#### [STATED EXERCISE]
Each line below must be set down exactly; omit any image you find.
━━ INPUT FOR THIS TASK
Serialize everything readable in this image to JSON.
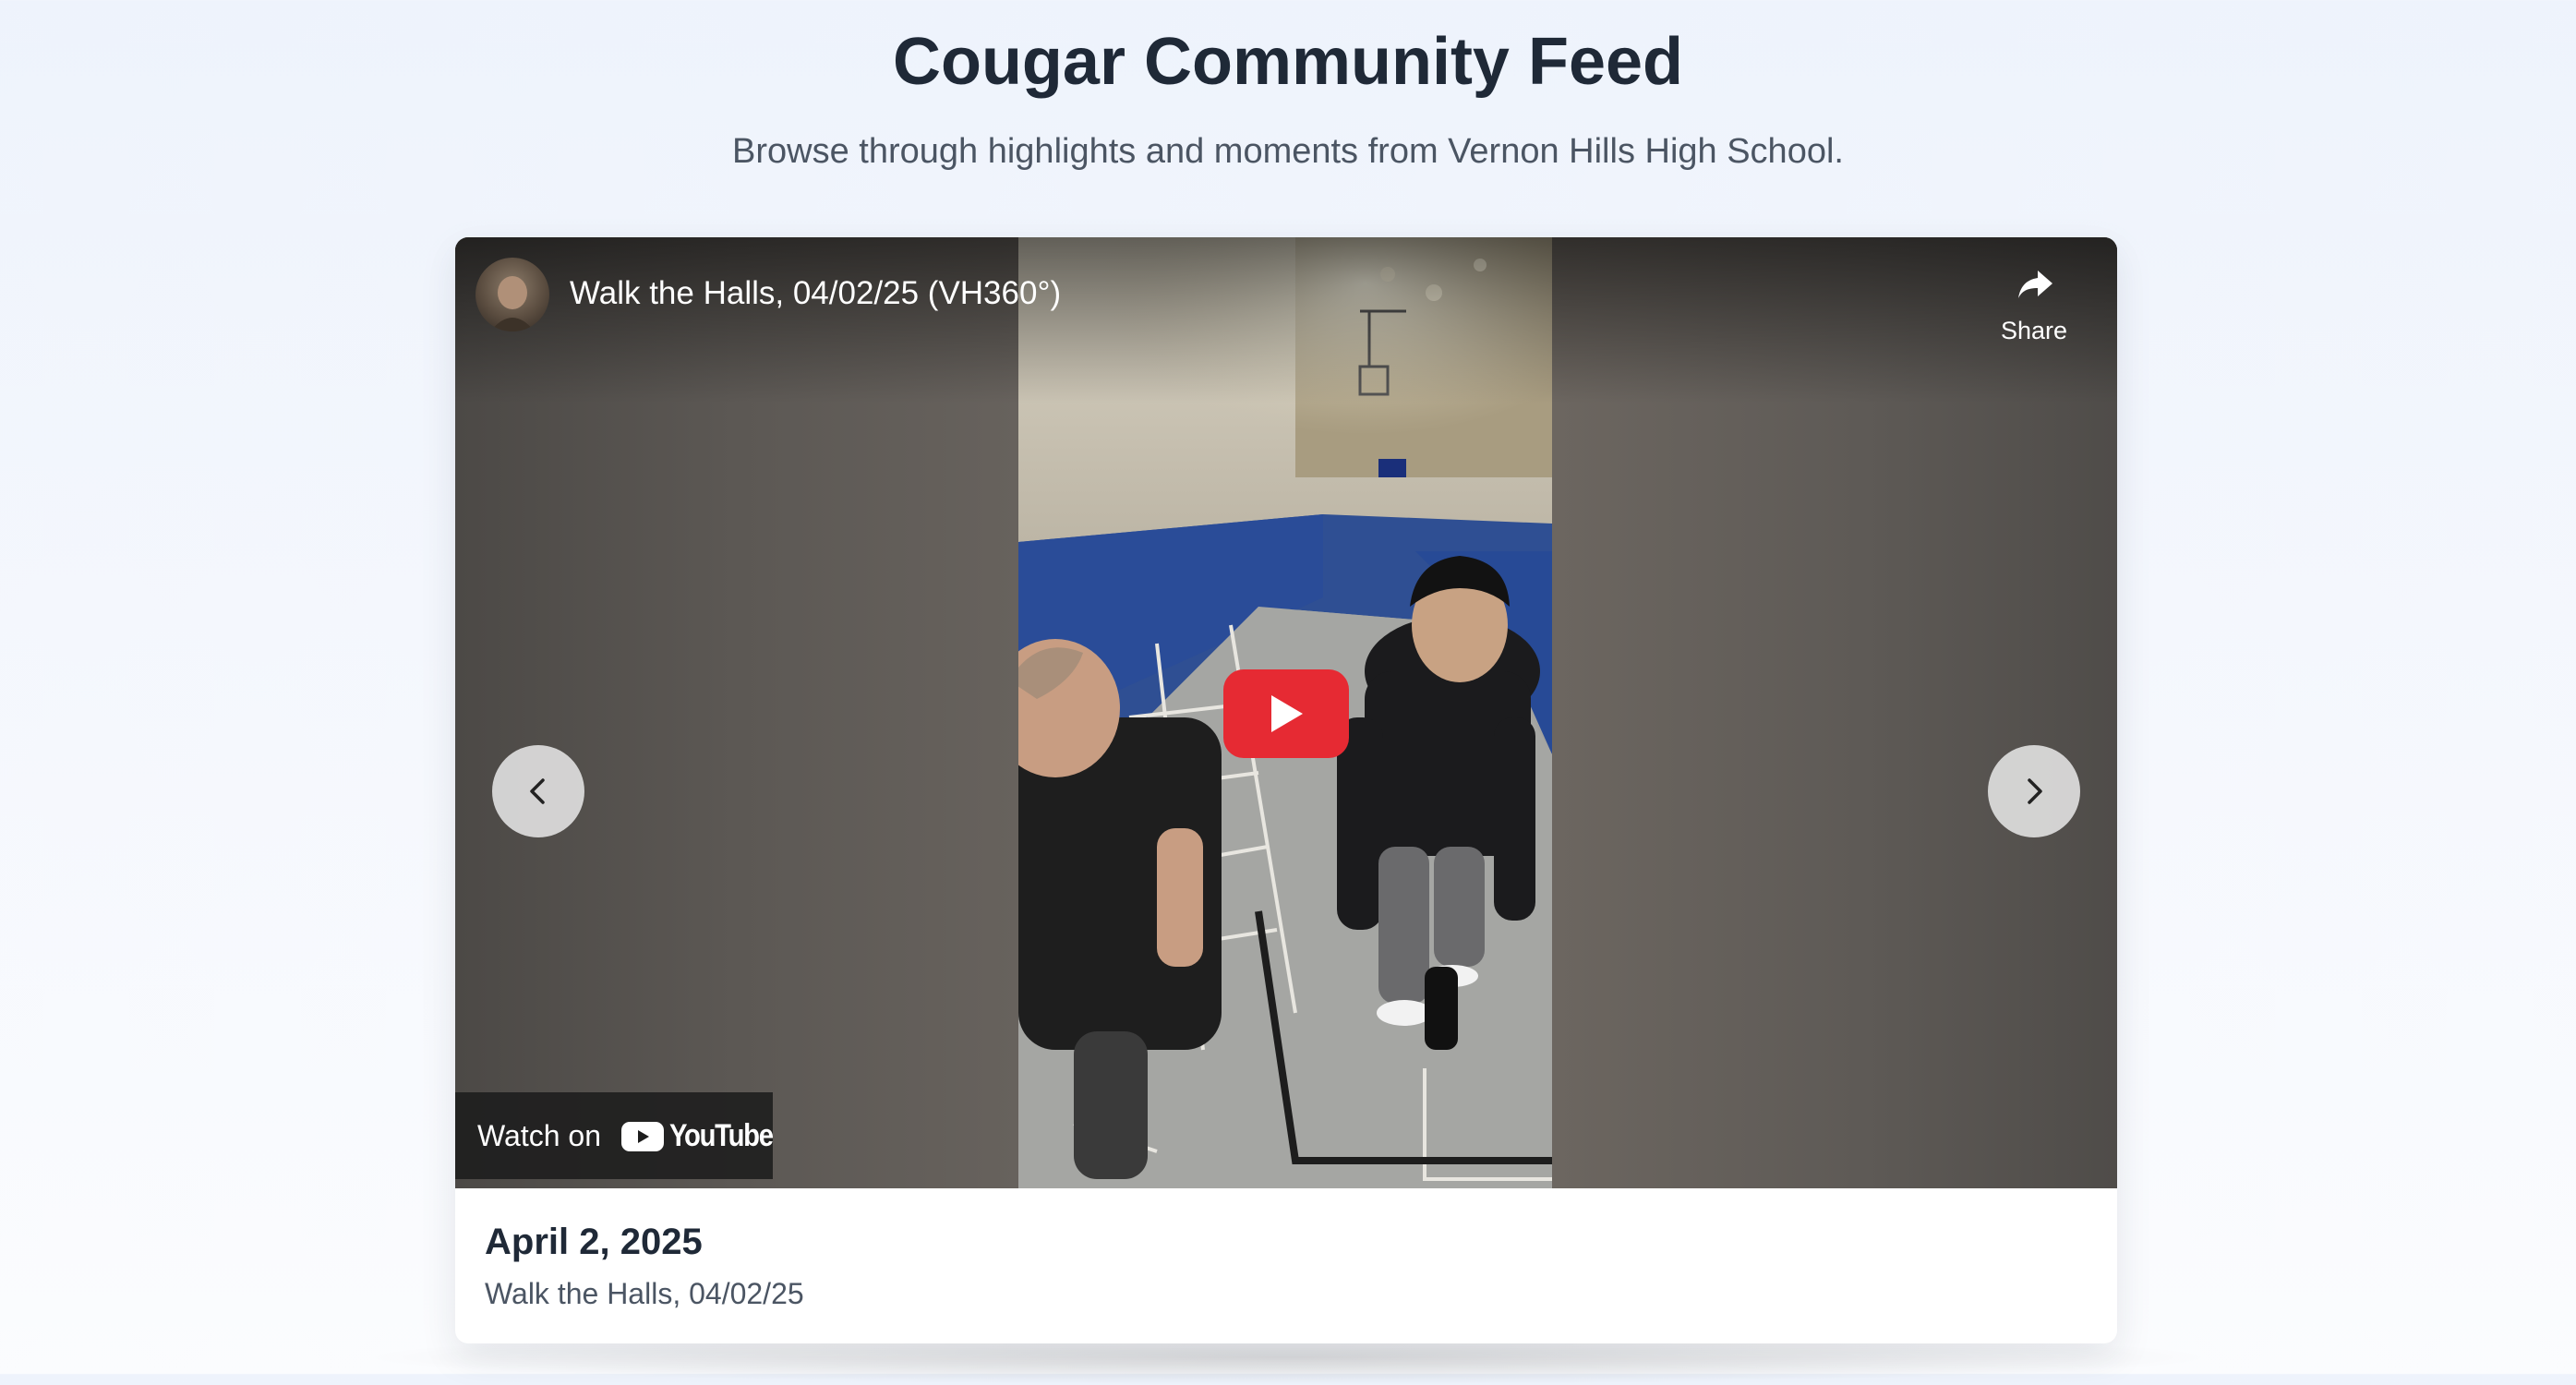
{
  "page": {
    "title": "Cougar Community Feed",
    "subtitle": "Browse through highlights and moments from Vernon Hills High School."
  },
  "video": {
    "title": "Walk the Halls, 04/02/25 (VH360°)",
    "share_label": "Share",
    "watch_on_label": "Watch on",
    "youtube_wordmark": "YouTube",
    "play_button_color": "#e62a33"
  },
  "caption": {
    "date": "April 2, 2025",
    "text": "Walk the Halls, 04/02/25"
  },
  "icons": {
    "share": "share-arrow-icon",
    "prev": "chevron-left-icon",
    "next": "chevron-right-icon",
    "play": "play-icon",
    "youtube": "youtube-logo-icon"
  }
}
━━━━
#### [THE COMPLETED TASK]
Serialize everything readable in this image to JSON.
{
  "page": {
    "title": "Cougar Community Feed",
    "subtitle": "Browse through highlights and moments from Vernon Hills High School."
  },
  "video": {
    "title": "Walk the Halls, 04/02/25 (VH360°)",
    "share_label": "Share",
    "watch_on_label": "Watch on",
    "youtube_wordmark": "YouTube",
    "play_button_color": "#e62a33"
  },
  "caption": {
    "date": "April 2, 2025",
    "text": "Walk the Halls, 04/02/25"
  },
  "icons": {
    "share": "share-arrow-icon",
    "prev": "chevron-left-icon",
    "next": "chevron-right-icon",
    "play": "play-icon",
    "youtube": "youtube-logo-icon"
  }
}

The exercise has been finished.